→ **SET EXERCISE**: Turn every line of the material below into a numbered list, skipping any blank lines.

Layout dataset records
--- start ---
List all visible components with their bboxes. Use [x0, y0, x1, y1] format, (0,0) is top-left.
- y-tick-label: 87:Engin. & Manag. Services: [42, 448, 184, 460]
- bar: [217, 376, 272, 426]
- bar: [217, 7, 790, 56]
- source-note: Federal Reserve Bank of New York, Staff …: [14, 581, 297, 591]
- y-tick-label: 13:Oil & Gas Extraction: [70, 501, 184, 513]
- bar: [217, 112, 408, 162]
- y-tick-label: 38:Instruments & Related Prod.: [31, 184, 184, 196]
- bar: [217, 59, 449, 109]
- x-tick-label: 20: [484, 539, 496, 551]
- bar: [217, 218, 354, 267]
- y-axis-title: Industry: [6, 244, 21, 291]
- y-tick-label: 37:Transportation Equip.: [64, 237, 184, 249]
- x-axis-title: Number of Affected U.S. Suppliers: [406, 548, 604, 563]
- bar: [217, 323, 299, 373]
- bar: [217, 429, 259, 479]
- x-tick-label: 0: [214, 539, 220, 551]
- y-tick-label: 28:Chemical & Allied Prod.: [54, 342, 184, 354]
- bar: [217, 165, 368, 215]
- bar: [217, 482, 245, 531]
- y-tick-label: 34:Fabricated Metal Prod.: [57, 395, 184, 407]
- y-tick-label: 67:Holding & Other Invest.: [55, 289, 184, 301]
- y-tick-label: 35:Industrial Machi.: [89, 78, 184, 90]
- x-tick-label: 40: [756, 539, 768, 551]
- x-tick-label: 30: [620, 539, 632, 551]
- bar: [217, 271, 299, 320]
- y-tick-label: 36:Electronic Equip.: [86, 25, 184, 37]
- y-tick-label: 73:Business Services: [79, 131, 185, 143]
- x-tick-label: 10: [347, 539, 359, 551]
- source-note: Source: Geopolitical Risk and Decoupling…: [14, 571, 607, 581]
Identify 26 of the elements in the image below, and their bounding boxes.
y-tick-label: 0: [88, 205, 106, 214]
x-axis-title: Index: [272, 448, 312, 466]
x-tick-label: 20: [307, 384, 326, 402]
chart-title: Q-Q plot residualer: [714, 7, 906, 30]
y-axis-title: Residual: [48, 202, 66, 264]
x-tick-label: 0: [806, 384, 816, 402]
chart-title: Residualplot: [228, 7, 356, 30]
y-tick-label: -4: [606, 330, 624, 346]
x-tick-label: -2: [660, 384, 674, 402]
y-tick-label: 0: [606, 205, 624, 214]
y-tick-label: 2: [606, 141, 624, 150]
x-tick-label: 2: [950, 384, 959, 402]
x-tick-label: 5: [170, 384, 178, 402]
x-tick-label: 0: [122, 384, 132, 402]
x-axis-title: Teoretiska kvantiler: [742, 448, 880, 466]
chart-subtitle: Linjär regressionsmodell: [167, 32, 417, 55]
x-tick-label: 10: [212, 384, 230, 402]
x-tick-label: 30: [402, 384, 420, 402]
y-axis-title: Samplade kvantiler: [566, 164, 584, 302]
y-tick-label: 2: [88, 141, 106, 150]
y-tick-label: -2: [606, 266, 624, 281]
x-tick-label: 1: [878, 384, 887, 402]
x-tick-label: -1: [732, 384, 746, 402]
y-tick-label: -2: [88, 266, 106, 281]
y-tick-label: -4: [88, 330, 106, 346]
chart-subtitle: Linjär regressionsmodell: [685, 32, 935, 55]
--- end ---
→ **SOLVED PROBLEM**:
1. List all visible components with their bboxes. Use [x0, y0, x1, y1] format, (0,0) is top-left.
2. - y-tick-label: 87:Engin. & Manag. Services: [42, 448, 184, 460]
3. - bar: [217, 376, 272, 426]
4. - bar: [217, 7, 790, 56]
5. - source-note: Federal Reserve Bank of New York, Staff …: [14, 581, 297, 591]
6. - y-tick-label: 13:Oil & Gas Extraction: [70, 501, 184, 513]
7. - bar: [217, 112, 408, 162]
8. - y-tick-label: 38:Instruments & Related Prod.: [31, 184, 184, 196]
9. - bar: [217, 59, 449, 109]
10. - x-tick-label: 20: [484, 539, 496, 551]
11. - bar: [217, 218, 354, 267]
12. - y-axis-title: Industry: [6, 244, 21, 291]
13. - y-tick-label: 37:Transportation Equip.: [64, 237, 184, 249]
14. - x-axis-title: Number of Affected U.S. Suppliers: [406, 548, 604, 563]
15. - bar: [217, 323, 299, 373]
16. - bar: [217, 429, 259, 479]
17. - x-tick-label: 0: [214, 539, 220, 551]
18. - y-tick-label: 28:Chemical & Allied Prod.: [54, 342, 184, 354]
19. - bar: [217, 165, 368, 215]
20. - bar: [217, 482, 245, 531]
21. - y-tick-label: 34:Fabricated Metal Prod.: [57, 395, 184, 407]
22. - y-tick-label: 67:Holding & Other Invest.: [55, 289, 184, 301]
23. - y-tick-label: 35:Industrial Machi.: [89, 78, 184, 90]
24. - x-tick-label: 40: [756, 539, 768, 551]
25. - x-tick-label: 30: [620, 539, 632, 551]
26. - bar: [217, 271, 299, 320]
27. - y-tick-label: 36:Electronic Equip.: [86, 25, 184, 37]
28. - y-tick-label: 73:Business Services: [79, 131, 185, 143]
29. - x-tick-label: 10: [347, 539, 359, 551]
30. - source-note: Source: Geopolitical Risk and Decoupling…: [14, 571, 607, 581]
31. Identify 26 of the elements in the image below, and their bounding boxes.
32. y-tick-label: 0: [88, 205, 106, 214]
33. x-axis-title: Index: [272, 448, 312, 466]
34. x-tick-label: 20: [307, 384, 326, 402]
35. chart-title: Q-Q plot residualer: [714, 7, 906, 30]
36. y-axis-title: Residual: [48, 202, 66, 264]
37. x-tick-label: 0: [806, 384, 816, 402]
38. chart-title: Residualplot: [228, 7, 356, 30]
39. y-tick-label: -4: [606, 330, 624, 346]
40. x-tick-label: -2: [660, 384, 674, 402]
41. y-tick-label: 0: [606, 205, 624, 214]
42. y-tick-label: 2: [606, 141, 624, 150]
43. x-tick-label: 2: [950, 384, 959, 402]
44. x-tick-label: 5: [170, 384, 178, 402]
45. x-tick-label: 0: [122, 384, 132, 402]
46. x-axis-title: Teoretiska kvantiler: [742, 448, 880, 466]
47. chart-subtitle: Linjär regressionsmodell: [167, 32, 417, 55]
48. x-tick-label: 10: [212, 384, 230, 402]
49. x-tick-label: 30: [402, 384, 420, 402]
50. y-axis-title: Samplade kvantiler: [566, 164, 584, 302]
51. y-tick-label: 2: [88, 141, 106, 150]
52. y-tick-label: -2: [606, 266, 624, 281]
53. x-tick-label: 1: [878, 384, 887, 402]
54. x-tick-label: -1: [732, 384, 746, 402]
55. y-tick-label: -2: [88, 266, 106, 281]
56. y-tick-label: -4: [88, 330, 106, 346]
57. chart-subtitle: Linjär regressionsmodell: [685, 32, 935, 55]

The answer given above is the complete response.